--- Prompt ---
Every line that holds "title" should be shown.

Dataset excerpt

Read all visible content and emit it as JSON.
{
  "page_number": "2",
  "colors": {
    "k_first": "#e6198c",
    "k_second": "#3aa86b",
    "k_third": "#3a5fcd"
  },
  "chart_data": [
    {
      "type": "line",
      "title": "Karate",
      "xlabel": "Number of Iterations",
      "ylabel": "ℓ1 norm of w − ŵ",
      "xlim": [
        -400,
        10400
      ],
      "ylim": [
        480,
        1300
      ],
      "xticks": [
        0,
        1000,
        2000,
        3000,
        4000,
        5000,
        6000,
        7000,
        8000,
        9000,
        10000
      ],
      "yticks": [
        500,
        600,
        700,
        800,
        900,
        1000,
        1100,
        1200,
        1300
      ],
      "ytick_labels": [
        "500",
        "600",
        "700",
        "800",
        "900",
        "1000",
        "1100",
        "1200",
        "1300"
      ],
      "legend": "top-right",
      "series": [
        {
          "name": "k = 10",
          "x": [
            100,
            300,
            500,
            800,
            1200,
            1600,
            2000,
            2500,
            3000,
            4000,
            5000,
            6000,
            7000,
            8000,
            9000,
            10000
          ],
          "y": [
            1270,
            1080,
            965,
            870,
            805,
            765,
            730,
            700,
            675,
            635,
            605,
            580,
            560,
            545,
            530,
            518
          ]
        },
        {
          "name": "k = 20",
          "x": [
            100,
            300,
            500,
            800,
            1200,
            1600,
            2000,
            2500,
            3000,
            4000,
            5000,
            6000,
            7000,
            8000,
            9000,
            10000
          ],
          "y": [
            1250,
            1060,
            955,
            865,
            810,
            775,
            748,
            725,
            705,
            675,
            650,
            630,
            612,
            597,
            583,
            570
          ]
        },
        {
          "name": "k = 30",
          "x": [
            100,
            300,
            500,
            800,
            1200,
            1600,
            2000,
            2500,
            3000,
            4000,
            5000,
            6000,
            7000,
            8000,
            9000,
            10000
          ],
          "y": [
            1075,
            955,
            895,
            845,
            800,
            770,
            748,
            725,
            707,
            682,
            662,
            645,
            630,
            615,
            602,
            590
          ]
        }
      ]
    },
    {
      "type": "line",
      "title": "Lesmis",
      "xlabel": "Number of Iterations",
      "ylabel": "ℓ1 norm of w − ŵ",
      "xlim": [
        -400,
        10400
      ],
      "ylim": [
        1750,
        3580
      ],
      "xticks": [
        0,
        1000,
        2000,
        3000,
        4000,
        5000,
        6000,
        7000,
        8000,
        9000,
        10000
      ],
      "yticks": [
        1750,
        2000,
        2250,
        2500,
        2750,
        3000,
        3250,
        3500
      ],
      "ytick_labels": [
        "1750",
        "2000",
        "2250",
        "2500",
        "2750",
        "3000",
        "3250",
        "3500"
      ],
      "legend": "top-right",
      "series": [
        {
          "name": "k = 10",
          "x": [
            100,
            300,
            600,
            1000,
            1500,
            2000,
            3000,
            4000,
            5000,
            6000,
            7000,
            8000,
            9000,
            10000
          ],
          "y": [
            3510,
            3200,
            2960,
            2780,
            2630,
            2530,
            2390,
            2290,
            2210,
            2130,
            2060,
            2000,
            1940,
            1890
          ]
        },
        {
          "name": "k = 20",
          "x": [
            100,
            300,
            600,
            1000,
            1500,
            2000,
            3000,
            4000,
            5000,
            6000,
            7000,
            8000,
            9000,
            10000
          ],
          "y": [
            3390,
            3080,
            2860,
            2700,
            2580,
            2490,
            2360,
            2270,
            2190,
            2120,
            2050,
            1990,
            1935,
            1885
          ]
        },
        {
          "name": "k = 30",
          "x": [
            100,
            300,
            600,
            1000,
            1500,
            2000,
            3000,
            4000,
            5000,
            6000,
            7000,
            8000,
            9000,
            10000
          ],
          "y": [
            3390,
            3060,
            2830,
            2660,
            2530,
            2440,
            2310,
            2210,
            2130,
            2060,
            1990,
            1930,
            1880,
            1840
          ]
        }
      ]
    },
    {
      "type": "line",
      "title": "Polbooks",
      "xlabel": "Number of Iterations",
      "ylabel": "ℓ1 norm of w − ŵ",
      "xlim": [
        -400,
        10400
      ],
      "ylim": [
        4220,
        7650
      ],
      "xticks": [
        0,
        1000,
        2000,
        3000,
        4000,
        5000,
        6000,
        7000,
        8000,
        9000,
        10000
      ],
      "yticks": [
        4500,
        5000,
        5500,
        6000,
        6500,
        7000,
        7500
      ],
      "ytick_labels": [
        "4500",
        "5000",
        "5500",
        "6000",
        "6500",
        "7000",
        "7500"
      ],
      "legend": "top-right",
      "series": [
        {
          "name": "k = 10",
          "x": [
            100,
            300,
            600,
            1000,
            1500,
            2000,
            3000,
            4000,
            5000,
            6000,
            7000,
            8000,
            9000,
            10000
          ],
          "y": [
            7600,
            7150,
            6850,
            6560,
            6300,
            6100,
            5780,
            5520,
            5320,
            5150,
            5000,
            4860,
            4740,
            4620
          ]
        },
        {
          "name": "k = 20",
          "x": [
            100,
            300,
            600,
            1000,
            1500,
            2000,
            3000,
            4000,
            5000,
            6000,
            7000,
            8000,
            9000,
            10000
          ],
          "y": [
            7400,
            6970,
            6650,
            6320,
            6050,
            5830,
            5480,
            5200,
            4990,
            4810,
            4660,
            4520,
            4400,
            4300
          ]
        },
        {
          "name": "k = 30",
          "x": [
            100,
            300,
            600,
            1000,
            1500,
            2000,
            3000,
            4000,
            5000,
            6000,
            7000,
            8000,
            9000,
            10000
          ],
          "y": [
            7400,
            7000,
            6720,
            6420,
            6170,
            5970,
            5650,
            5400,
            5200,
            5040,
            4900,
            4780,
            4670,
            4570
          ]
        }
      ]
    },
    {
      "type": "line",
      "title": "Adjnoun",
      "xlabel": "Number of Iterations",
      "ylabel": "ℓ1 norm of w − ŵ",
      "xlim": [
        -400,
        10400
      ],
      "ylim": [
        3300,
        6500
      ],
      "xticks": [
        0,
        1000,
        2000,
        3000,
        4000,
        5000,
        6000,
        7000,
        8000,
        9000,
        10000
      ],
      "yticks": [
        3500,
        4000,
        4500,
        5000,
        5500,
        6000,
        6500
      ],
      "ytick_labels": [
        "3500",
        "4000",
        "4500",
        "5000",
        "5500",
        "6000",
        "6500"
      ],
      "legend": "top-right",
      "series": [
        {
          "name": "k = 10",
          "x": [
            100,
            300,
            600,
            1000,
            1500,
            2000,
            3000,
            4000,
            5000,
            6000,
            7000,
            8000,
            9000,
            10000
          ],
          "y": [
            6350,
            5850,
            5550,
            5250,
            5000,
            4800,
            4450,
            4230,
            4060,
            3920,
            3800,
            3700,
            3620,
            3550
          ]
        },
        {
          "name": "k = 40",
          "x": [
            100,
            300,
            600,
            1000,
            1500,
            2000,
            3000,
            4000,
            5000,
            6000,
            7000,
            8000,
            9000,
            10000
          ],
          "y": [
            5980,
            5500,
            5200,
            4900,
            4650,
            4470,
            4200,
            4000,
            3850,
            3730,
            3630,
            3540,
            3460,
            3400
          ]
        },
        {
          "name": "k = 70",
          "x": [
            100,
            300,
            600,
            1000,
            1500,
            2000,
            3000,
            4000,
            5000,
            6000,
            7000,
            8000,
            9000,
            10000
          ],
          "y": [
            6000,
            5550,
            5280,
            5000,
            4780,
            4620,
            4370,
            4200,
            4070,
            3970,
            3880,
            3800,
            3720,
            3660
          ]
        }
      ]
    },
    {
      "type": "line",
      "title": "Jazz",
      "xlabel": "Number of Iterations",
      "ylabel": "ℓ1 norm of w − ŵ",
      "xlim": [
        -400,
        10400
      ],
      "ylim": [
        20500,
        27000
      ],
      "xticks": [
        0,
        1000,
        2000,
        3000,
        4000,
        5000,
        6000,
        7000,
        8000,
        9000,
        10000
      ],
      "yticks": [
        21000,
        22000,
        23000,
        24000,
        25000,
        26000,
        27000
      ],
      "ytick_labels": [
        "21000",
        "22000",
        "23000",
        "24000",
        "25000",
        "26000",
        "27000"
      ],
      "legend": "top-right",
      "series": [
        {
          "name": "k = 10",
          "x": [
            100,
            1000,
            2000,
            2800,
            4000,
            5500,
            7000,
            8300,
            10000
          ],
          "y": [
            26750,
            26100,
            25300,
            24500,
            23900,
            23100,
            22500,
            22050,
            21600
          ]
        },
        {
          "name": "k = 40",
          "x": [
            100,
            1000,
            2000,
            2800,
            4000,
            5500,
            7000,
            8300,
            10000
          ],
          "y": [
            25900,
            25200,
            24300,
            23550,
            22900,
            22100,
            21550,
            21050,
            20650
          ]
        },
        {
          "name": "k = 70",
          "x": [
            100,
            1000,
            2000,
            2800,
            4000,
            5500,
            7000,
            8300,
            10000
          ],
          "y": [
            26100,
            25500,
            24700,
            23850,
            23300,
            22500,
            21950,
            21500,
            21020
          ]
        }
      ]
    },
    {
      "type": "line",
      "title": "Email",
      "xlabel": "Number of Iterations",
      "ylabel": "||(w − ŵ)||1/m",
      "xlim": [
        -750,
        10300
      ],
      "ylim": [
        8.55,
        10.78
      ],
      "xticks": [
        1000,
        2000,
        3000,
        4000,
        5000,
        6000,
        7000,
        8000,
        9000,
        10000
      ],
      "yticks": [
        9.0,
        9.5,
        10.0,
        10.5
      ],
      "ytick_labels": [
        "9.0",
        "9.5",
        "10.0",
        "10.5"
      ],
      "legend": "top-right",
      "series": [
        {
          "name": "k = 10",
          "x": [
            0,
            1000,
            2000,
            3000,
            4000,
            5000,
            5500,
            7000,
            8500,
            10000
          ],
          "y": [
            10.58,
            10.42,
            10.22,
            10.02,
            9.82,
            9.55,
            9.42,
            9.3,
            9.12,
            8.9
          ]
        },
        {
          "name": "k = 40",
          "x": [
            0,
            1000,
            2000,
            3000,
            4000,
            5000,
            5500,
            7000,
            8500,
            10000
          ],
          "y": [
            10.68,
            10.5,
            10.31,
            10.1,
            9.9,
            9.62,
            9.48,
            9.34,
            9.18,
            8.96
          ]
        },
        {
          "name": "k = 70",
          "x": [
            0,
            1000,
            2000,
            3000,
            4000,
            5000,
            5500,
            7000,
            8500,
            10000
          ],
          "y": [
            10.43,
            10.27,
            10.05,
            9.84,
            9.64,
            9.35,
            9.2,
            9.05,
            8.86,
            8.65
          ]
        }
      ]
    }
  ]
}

--- Result of the exercise ---
      "title": "Karate",
      "title": "Lesmis",
      "title": "Polbooks",
      "title": "Adjnoun",
      "title": "Jazz",
      "title": "Email",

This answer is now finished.